**** DATA TO USE

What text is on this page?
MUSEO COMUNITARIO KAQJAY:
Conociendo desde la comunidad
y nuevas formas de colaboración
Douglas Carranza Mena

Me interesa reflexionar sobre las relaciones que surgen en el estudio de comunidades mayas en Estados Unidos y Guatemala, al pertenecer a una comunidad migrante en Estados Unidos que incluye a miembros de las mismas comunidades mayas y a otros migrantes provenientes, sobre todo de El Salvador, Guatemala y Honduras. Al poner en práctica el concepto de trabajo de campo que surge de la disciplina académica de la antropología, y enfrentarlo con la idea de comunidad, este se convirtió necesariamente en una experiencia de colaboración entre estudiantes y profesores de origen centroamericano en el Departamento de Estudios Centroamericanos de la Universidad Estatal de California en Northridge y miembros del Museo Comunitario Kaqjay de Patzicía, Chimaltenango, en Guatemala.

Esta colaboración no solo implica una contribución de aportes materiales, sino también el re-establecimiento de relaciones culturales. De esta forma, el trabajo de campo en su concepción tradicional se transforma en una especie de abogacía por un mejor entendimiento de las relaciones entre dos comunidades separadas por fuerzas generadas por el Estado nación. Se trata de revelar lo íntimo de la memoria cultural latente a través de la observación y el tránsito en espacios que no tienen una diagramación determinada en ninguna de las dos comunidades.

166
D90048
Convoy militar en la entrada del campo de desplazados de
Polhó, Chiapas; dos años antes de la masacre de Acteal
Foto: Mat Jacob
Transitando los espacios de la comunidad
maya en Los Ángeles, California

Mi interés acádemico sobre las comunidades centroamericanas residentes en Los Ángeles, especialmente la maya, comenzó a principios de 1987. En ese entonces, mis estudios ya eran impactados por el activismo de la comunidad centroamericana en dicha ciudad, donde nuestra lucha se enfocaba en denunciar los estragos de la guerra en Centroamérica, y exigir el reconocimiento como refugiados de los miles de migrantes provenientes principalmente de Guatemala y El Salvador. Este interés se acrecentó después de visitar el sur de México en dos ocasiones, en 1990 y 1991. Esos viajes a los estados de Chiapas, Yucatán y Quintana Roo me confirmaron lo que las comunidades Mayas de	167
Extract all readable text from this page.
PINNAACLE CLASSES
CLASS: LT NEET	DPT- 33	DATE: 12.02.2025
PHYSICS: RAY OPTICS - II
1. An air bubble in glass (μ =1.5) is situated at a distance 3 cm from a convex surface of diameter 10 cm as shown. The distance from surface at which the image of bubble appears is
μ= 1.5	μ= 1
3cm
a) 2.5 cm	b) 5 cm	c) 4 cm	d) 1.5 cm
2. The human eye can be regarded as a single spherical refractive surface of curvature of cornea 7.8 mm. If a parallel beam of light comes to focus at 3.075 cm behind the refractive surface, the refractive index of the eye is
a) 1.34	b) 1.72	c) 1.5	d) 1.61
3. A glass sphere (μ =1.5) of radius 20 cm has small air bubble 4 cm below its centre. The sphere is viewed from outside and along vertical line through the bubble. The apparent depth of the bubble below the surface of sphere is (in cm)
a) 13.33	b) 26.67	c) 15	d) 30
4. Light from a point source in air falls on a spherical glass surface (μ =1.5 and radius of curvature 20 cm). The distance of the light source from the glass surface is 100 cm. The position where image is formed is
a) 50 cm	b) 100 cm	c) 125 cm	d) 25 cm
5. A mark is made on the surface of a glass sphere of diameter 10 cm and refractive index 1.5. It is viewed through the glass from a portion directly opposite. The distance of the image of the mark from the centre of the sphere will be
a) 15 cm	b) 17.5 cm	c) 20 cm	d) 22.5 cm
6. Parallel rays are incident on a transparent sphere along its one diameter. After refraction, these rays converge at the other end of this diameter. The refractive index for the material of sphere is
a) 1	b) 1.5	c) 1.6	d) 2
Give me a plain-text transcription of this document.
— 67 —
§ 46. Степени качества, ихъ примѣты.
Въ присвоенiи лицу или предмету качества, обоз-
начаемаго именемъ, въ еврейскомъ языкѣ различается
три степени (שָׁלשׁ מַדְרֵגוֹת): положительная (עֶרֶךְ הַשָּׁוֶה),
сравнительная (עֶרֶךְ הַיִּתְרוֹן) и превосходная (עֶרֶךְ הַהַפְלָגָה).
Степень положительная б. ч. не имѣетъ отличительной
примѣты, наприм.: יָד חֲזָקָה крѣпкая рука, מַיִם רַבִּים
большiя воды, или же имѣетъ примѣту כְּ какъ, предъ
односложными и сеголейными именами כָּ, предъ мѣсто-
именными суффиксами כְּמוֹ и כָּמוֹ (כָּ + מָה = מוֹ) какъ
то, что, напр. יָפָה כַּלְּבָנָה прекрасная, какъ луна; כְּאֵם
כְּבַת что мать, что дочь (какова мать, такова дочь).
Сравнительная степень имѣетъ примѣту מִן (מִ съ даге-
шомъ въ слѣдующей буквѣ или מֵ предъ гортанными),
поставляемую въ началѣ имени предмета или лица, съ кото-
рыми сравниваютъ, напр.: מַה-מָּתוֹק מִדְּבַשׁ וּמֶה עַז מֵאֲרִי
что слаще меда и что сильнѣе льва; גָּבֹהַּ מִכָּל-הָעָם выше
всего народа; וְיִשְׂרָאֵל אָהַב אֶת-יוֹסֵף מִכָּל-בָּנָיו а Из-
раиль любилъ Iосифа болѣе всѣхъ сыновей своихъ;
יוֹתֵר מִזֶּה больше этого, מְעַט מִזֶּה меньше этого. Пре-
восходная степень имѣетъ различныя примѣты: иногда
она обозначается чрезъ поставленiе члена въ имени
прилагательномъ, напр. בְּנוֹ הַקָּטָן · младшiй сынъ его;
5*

********

• WHAT THE TASK ASKS
Repeat every record, keeping each word and mark exactly as it is.

• REPLY TO THE TASK
What text is on this page?
MUSEO COMUNITARIO KAQJAY:
Conociendo desde la comunidad
y nuevas formas de colaboración
Douglas Carranza Mena

Me interesa reflexionar sobre las relaciones que surgen en el estudio de comunidades mayas en Estados Unidos y Guatemala, al pertenecer a una comunidad migrante en Estados Unidos que incluye a miembros de las mismas comunidades mayas y a otros migrantes provenientes, sobre todo de El Salvador, Guatemala y Honduras. Al poner en práctica el concepto de trabajo de campo que surge de la disciplina académica de la antropología, y enfrentarlo con la idea de comunidad, este se convirtió necesariamente en una experiencia de colaboración entre estudiantes y profesores de origen centroamericano en el Departamento de Estudios Centroamericanos de la Universidad Estatal de California en Northridge y miembros del Museo Comunitario Kaqjay de Patzicía, Chimaltenango, en Guatemala.

Esta colaboración no solo implica una contribución de aportes materiales, sino también el re-establecimiento de relaciones culturales. De esta forma, el trabajo de campo en su concepción tradicional se transforma en una especie de abogacía por un mejor entendimiento de las relaciones entre dos comunidades separadas por fuerzas generadas por el Estado nación. Se trata de revelar lo íntimo de la memoria cultural latente a través de la observación y el tránsito en espacios que no tienen una diagramación determinada en ninguna de las dos comunidades.

166
D90048
Convoy militar en la entrada del campo de desplazados de
Polhó, Chiapas; dos años antes de la masacre de Acteal
Foto: Mat Jacob
Transitando los espacios de la comunidad
maya en Los Ángeles, California

Mi interés acádemico sobre las comunidades centroamericanas residentes en Los Ángeles, especialmente la maya, comenzó a principios de 1987. En ese entonces, mis estudios ya eran impactados por el activismo de la comunidad centroamericana en dicha ciudad, donde nuestra lucha se enfocaba en denunciar los estragos de la guerra en Centroamérica, y exigir el reconocimiento como refugiados de los miles de migrantes provenientes principalmente de Guatemala y El Salvador. Este interés se acrecentó después de visitar el sur de México en dos ocasiones, en 1990 y 1991. Esos viajes a los estados de Chiapas, Yucatán y Quintana Roo me confirmaron lo que las comunidades Mayas de	167
Extract all readable text from this page.
PINNAACLE CLASSES
CLASS: LT NEET	DPT- 33	DATE: 12.02.2025
PHYSICS: RAY OPTICS - II
1. An air bubble in glass (μ =1.5) is situated at a distance 3 cm from a convex surface of diameter 10 cm as shown. The distance from surface at which the image of bubble appears is
μ= 1.5	μ= 1
3cm
a) 2.5 cm	b) 5 cm	c) 4 cm	d) 1.5 cm
2. The human eye can be regarded as a single spherical refractive surface of curvature of cornea 7.8 mm. If a parallel beam of light comes to focus at 3.075 cm behind the refractive surface, the refractive index of the eye is
a) 1.34	b) 1.72	c) 1.5	d) 1.61
3. A glass sphere (μ =1.5) of radius 20 cm has small air bubble 4 cm below its centre. The sphere is viewed from outside and along vertical line through the bubble. The apparent depth of the bubble below the surface of sphere is (in cm)
a) 13.33	b) 26.67	c) 15	d) 30
4. Light from a point source in air falls on a spherical glass surface (μ =1.5 and radius of curvature 20 cm). The distance of the light source from the glass surface is 100 cm. The position where image is formed is
a) 50 cm	b) 100 cm	c) 125 cm	d) 25 cm
5. A mark is made on the surface of a glass sphere of diameter 10 cm and refractive index 1.5. It is viewed through the glass from a portion directly opposite. The distance of the image of the mark from the centre of the sphere will be
a) 15 cm	b) 17.5 cm	c) 20 cm	d) 22.5 cm
6. Parallel rays are incident on a transparent sphere along its one diameter. After refraction, these rays converge at the other end of this diameter. The refractive index for the material of sphere is
a) 1	b) 1.5	c) 1.6	d) 2
Give me a plain-text transcription of this document.
— 67 —
§ 46. Степени качества, ихъ примѣты.
Въ присвоенiи лицу или предмету качества, обоз-
начаемаго именемъ, въ еврейскомъ языкѣ различается
три степени (שָׁלשׁ מַדְרֵגוֹת): положительная (עֶרֶךְ הַשָּׁוֶה),
сравнительная (עֶרֶךְ הַיִּתְרוֹן) и превосходная (עֶרֶךְ הַהַפְלָגָה).
Степень положительная б. ч. не имѣетъ отличительной
примѣты, наприм.: יָד חֲזָקָה крѣпкая рука, מַיִם רַבִּים
большiя воды, или же имѣетъ примѣту כְּ какъ, предъ
односложными и сеголейными именами כָּ, предъ мѣсто-
именными суффиксами כְּמוֹ и כָּמוֹ (כָּ + מָה = מוֹ) какъ
то, что, напр. יָפָה כַּלְּבָנָה прекрасная, какъ луна; כְּאֵם
כְּבַת что мать, что дочь (какова мать, такова дочь).
Сравнительная степень имѣетъ примѣту מִן (מִ съ даге-
шомъ въ слѣдующей буквѣ или מֵ предъ гортанными),
поставляемую въ началѣ имени предмета или лица, съ кото-
рыми сравниваютъ, напр.: מַה-מָּתוֹק מִדְּבַשׁ וּמֶה עַז מֵאֲרִי
что слаще меда и что сильнѣе льва; גָּבֹהַּ מִכָּל-הָעָם выше
всего народа; וְיִשְׂרָאֵל אָהַב אֶת-יוֹסֵף מִכָּל-בָּנָיו а Из-
раиль любилъ Iосифа болѣе всѣхъ сыновей своихъ;
יוֹתֵר מִזֶּה больше этого, מְעַט מִזֶּה меньше этого. Пре-
восходная степень имѣетъ различныя примѣты: иногда
она обозначается чрезъ поставленiе члена въ имени
прилагательномъ, напр. בְּנוֹ הַקָּטָן · младшiй сынъ его;
5*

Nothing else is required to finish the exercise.